*Rows from a figure dataset*:
=-=-=-=-=

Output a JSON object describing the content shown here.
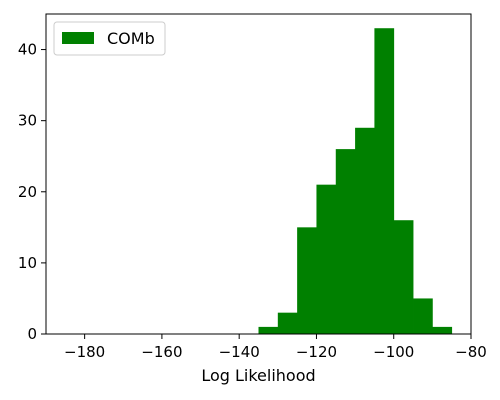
{
  "chart_data": {
    "type": "bar",
    "title": "",
    "xlabel": "Log Likelihood",
    "ylabel": "",
    "xlim": [
      -190,
      -80
    ],
    "ylim": [
      0,
      45
    ],
    "grid": false,
    "legend_position": "top-left",
    "x_ticks": [
      -180,
      -160,
      -140,
      -120,
      -100,
      -80
    ],
    "x_tick_labels": [
      "−180",
      "−160",
      "−140",
      "−120",
      "−100",
      "−80"
    ],
    "y_ticks": [
      0,
      10,
      20,
      30,
      40
    ],
    "y_tick_labels": [
      "0",
      "10",
      "20",
      "30",
      "40"
    ],
    "series": [
      {
        "name": "COMb",
        "color": "#008000",
        "bins": [
          {
            "start": -135,
            "end": -130,
            "count": 1
          },
          {
            "start": -130,
            "end": -125,
            "count": 3
          },
          {
            "start": -125,
            "end": -120,
            "count": 15
          },
          {
            "start": -120,
            "end": -115,
            "count": 21
          },
          {
            "start": -115,
            "end": -110,
            "count": 26
          },
          {
            "start": -110,
            "end": -105,
            "count": 29
          },
          {
            "start": -105,
            "end": -100,
            "count": 43
          },
          {
            "start": -100,
            "end": -95,
            "count": 16
          },
          {
            "start": -95,
            "end": -90,
            "count": 5
          },
          {
            "start": -90,
            "end": -85,
            "count": 1
          }
        ]
      }
    ]
  }
}
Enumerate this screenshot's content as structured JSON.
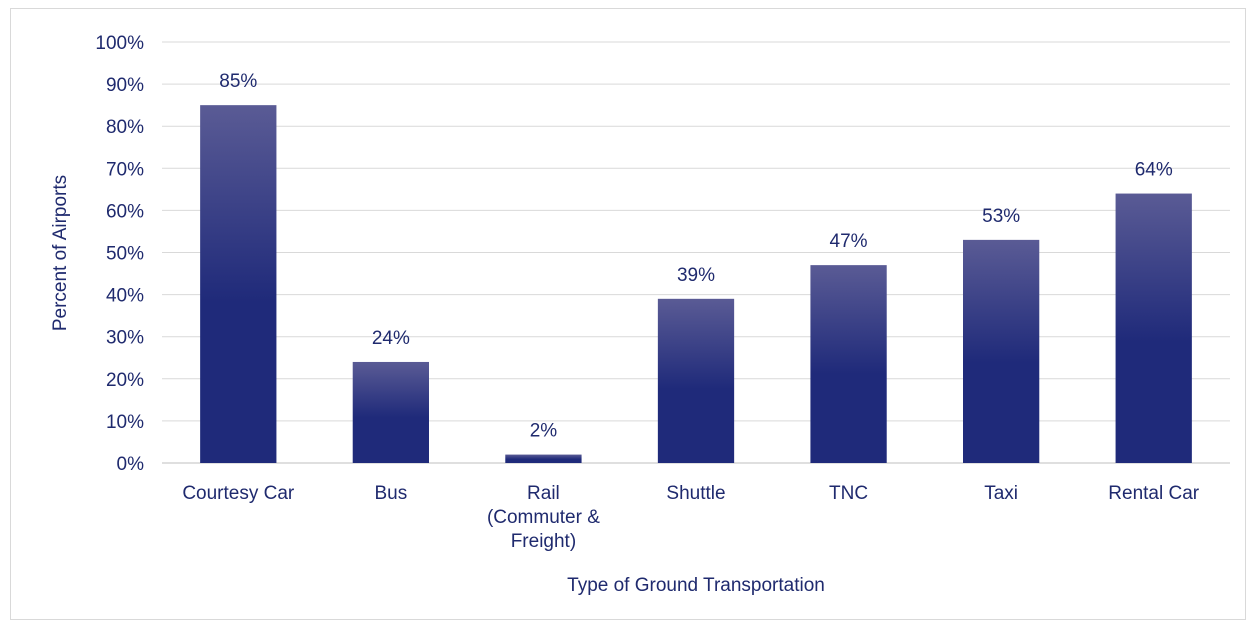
{
  "chart_data": {
    "type": "bar",
    "title": "",
    "xlabel": "Type of Ground Transportation",
    "ylabel": "Percent of Airports",
    "categories": [
      [
        "Courtesy Car"
      ],
      [
        "Bus"
      ],
      [
        "Rail",
        "(Commuter &",
        "Freight)"
      ],
      [
        "Shuttle"
      ],
      [
        "TNC"
      ],
      [
        "Taxi"
      ],
      [
        "Rental Car"
      ]
    ],
    "values": [
      85,
      24,
      2,
      39,
      47,
      53,
      64
    ],
    "value_labels": [
      "85%",
      "24%",
      "2%",
      "39%",
      "47%",
      "53%",
      "64%"
    ],
    "ylim": [
      0,
      100
    ],
    "yticks": [
      0,
      10,
      20,
      30,
      40,
      50,
      60,
      70,
      80,
      90,
      100
    ],
    "ytick_labels": [
      "0%",
      "10%",
      "20%",
      "30%",
      "40%",
      "50%",
      "60%",
      "70%",
      "80%",
      "90%",
      "100%"
    ],
    "grid": true,
    "legend": "none",
    "colors": {
      "bar_top": "#5a5b95",
      "bar_bottom": "#1f2a7a",
      "text": "#1f2a6e",
      "grid": "#d9d9d9",
      "axis": "#bfbfbf"
    }
  }
}
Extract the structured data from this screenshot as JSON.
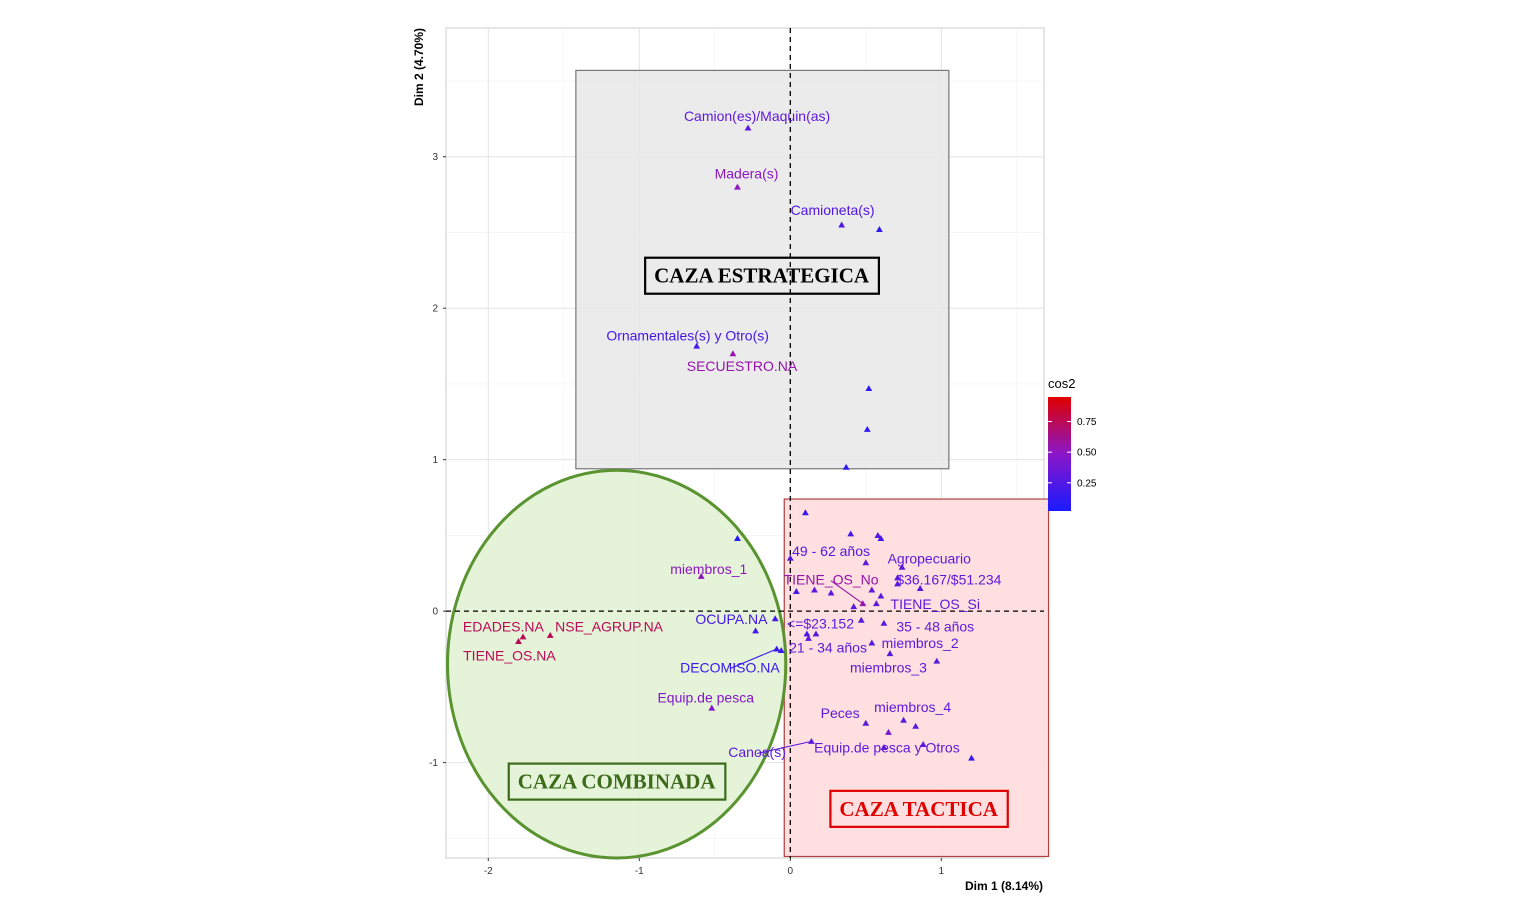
{
  "chart_data": {
    "type": "scatter",
    "title": "",
    "xlabel": "Dim 1 (8.14%)",
    "ylabel": "Dim 2 (4.70%)",
    "xlim": [
      -2.28,
      1.68
    ],
    "ylim": [
      -1.63,
      3.85
    ],
    "xticks": [
      -2,
      -1,
      0,
      1
    ],
    "yticks": [
      -1,
      0,
      1,
      2,
      3
    ],
    "grid": true,
    "reference_lines": {
      "x": 0,
      "y": 0,
      "style": "dashed"
    },
    "legend": {
      "title": "cos2",
      "ticks": [
        0.25,
        0.5,
        0.75
      ],
      "tick_labels": [
        "0.25",
        "0.50",
        "0.75"
      ],
      "range": [
        0.02,
        0.95
      ],
      "gradient": [
        "#1a1aff",
        "#8a16c8",
        "#e00000"
      ],
      "position": "right"
    },
    "regions": [
      {
        "label": "CAZA ESTRATEGICA",
        "shape": "rect",
        "x": [
          -1.42,
          1.05
        ],
        "y": [
          0.94,
          3.57
        ],
        "fill": "#e8e8e8",
        "stroke": "#777777",
        "label_at": [
          -0.19,
          2.2
        ],
        "label_color": "#000000",
        "label_border": "#000000"
      },
      {
        "label": "CAZA TACTICA",
        "shape": "rect",
        "x": [
          -0.04,
          1.71
        ],
        "y": [
          -1.62,
          0.74
        ],
        "fill": "#ffd9d9",
        "stroke": "#b04040",
        "label_at": [
          0.85,
          -1.32
        ],
        "label_color": "#e00000",
        "label_border": "#e00000"
      },
      {
        "label": "CAZA COMBINADA",
        "shape": "ellipse",
        "cx": -1.15,
        "cy": -0.35,
        "rx": 1.12,
        "ry": 1.28,
        "fill": "#e2f2d4",
        "stroke": "#5a9430",
        "label_at": [
          -1.15,
          -1.14
        ],
        "label_color": "#3a6a1a",
        "label_border": "#3a6a1a"
      }
    ],
    "points": [
      {
        "label": "Camion(es)/Maquin(as)",
        "x": -0.28,
        "y": 3.19,
        "cos2": 0.3,
        "lx": -0.22,
        "ly": 3.26
      },
      {
        "label": "Madera(s)",
        "x": -0.35,
        "y": 2.8,
        "cos2": 0.5,
        "lx": -0.29,
        "ly": 2.88
      },
      {
        "label": "Camioneta(s)",
        "x": 0.34,
        "y": 2.55,
        "cos2": 0.25,
        "lx": 0.28,
        "ly": 2.64
      },
      {
        "label": "",
        "x": 0.59,
        "y": 2.52,
        "cos2": 0.12
      },
      {
        "label": "Ornamentales(s) y Otro(s)",
        "x": -0.62,
        "y": 1.75,
        "cos2": 0.2,
        "lx": -0.68,
        "ly": 1.81
      },
      {
        "label": "SECUESTRO.NA",
        "x": -0.38,
        "y": 1.7,
        "cos2": 0.55,
        "lx": -0.32,
        "ly": 1.61
      },
      {
        "label": "",
        "x": 0.52,
        "y": 1.47,
        "cos2": 0.1
      },
      {
        "label": "",
        "x": 0.51,
        "y": 1.2,
        "cos2": 0.1
      },
      {
        "label": "",
        "x": 0.37,
        "y": 0.95,
        "cos2": 0.1
      },
      {
        "label": "",
        "x": 0.1,
        "y": 0.65,
        "cos2": 0.15
      },
      {
        "label": "",
        "x": -0.35,
        "y": 0.48,
        "cos2": 0.05
      },
      {
        "label": "",
        "x": 0.4,
        "y": 0.51,
        "cos2": 0.2
      },
      {
        "label": "",
        "x": 0.58,
        "y": 0.5,
        "cos2": 0.25
      },
      {
        "label": "",
        "x": 0.6,
        "y": 0.48,
        "cos2": 0.2
      },
      {
        "label": "49 - 62 años",
        "x": 0.0,
        "y": 0.35,
        "cos2": 0.25,
        "lx": 0.27,
        "ly": 0.39
      },
      {
        "label": "miembros_1",
        "x": -0.59,
        "y": 0.23,
        "cos2": 0.5,
        "lx": -0.54,
        "ly": 0.27
      },
      {
        "label": "Agropecuario",
        "x": 0.5,
        "y": 0.32,
        "cos2": 0.3,
        "lx": 0.92,
        "ly": 0.34
      },
      {
        "label": "",
        "x": 0.74,
        "y": 0.29,
        "cos2": 0.3
      },
      {
        "label": "$36.167/$51.234",
        "x": 0.71,
        "y": 0.22,
        "cos2": 0.3,
        "lx": 1.05,
        "ly": 0.2
      },
      {
        "label": "",
        "x": 0.71,
        "y": 0.18,
        "cos2": 0.3
      },
      {
        "label": "TIENE_OS_No",
        "x": 0.48,
        "y": 0.05,
        "cos2": 0.55,
        "lx": 0.27,
        "ly": 0.2,
        "leader": true
      },
      {
        "label": "",
        "x": 0.16,
        "y": 0.14,
        "cos2": 0.3
      },
      {
        "label": "",
        "x": 0.27,
        "y": 0.12,
        "cos2": 0.3
      },
      {
        "label": "",
        "x": 0.04,
        "y": 0.13,
        "cos2": 0.2
      },
      {
        "label": "",
        "x": 0.54,
        "y": 0.14,
        "cos2": 0.3
      },
      {
        "label": "",
        "x": 0.6,
        "y": 0.1,
        "cos2": 0.3
      },
      {
        "label": "",
        "x": 0.86,
        "y": 0.15,
        "cos2": 0.3
      },
      {
        "label": "TIENE_OS_Si",
        "x": 0.57,
        "y": 0.05,
        "cos2": 0.3,
        "lx": 0.96,
        "ly": 0.04
      },
      {
        "label": "",
        "x": 0.42,
        "y": 0.03,
        "cos2": 0.3
      },
      {
        "label": "",
        "x": 0.47,
        "y": -0.06,
        "cos2": 0.3
      },
      {
        "label": "35 - 48 años",
        "x": 0.62,
        "y": -0.08,
        "cos2": 0.3,
        "lx": 0.96,
        "ly": -0.11
      },
      {
        "label": "EDADES.NA",
        "x": -1.77,
        "y": -0.17,
        "cos2": 0.75,
        "lx": -1.9,
        "ly": -0.11
      },
      {
        "label": "NSE_AGRUP.NA",
        "x": -1.59,
        "y": -0.16,
        "cos2": 0.75,
        "lx": -1.2,
        "ly": -0.11
      },
      {
        "label": "TIENE_OS.NA",
        "x": -1.8,
        "y": -0.2,
        "cos2": 0.75,
        "lx": -1.86,
        "ly": -0.3
      },
      {
        "label": "OCUPA.NA",
        "x": -0.1,
        "y": -0.05,
        "cos2": 0.2,
        "lx": -0.39,
        "ly": -0.06
      },
      {
        "label": "",
        "x": -0.23,
        "y": -0.13,
        "cos2": 0.2
      },
      {
        "label": "<=$23.152",
        "x": 0.17,
        "y": -0.15,
        "cos2": 0.3,
        "lx": 0.2,
        "ly": -0.09
      },
      {
        "label": "",
        "x": 0.11,
        "y": -0.15,
        "cos2": 0.2
      },
      {
        "label": "miembros_2",
        "x": 0.54,
        "y": -0.21,
        "cos2": 0.3,
        "lx": 0.86,
        "ly": -0.22
      },
      {
        "label": "21 - 34 años",
        "x": 0.12,
        "y": -0.18,
        "cos2": 0.3,
        "lx": 0.25,
        "ly": -0.25
      },
      {
        "label": "DECOMISO.NA",
        "x": -0.09,
        "y": -0.25,
        "cos2": 0.15,
        "lx": -0.4,
        "ly": -0.38,
        "leader": true
      },
      {
        "label": "",
        "x": -0.06,
        "y": -0.26,
        "cos2": 0.15
      },
      {
        "label": "",
        "x": 0.66,
        "y": -0.28,
        "cos2": 0.3
      },
      {
        "label": "miembros_3",
        "x": 0.97,
        "y": -0.33,
        "cos2": 0.3,
        "lx": 0.65,
        "ly": -0.38
      },
      {
        "label": "Equip.de pesca",
        "x": -0.52,
        "y": -0.64,
        "cos2": 0.45,
        "lx": -0.56,
        "ly": -0.58
      },
      {
        "label": "Peces",
        "x": 0.5,
        "y": -0.74,
        "cos2": 0.3,
        "lx": 0.33,
        "ly": -0.68
      },
      {
        "label": "miembros_4",
        "x": 0.75,
        "y": -0.72,
        "cos2": 0.3,
        "lx": 0.81,
        "ly": -0.64
      },
      {
        "label": "",
        "x": 0.83,
        "y": -0.76,
        "cos2": 0.3
      },
      {
        "label": "",
        "x": 0.65,
        "y": -0.8,
        "cos2": 0.4
      },
      {
        "label": "",
        "x": 0.88,
        "y": -0.88,
        "cos2": 0.3
      },
      {
        "label": "Equip.de pesca y Otros",
        "x": 0.62,
        "y": -0.9,
        "cos2": 0.3,
        "lx": 0.64,
        "ly": -0.91
      },
      {
        "label": "Canoa(s)",
        "x": 0.14,
        "y": -0.86,
        "cos2": 0.3,
        "lx": -0.22,
        "ly": -0.94,
        "leader": true
      },
      {
        "label": "",
        "x": 1.2,
        "y": -0.97,
        "cos2": 0.15
      }
    ]
  }
}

=-=-=-=-=

From the entries above, collect every line with the string "start" in it.

*The answer*:
            "start": -135,
            "start": -130,
            "start": -125,
            "start": -120,
            "start": -115,
            "start": -110,
            "start": -105,
            "start": -100,
            "start": -95,
            "start": -90,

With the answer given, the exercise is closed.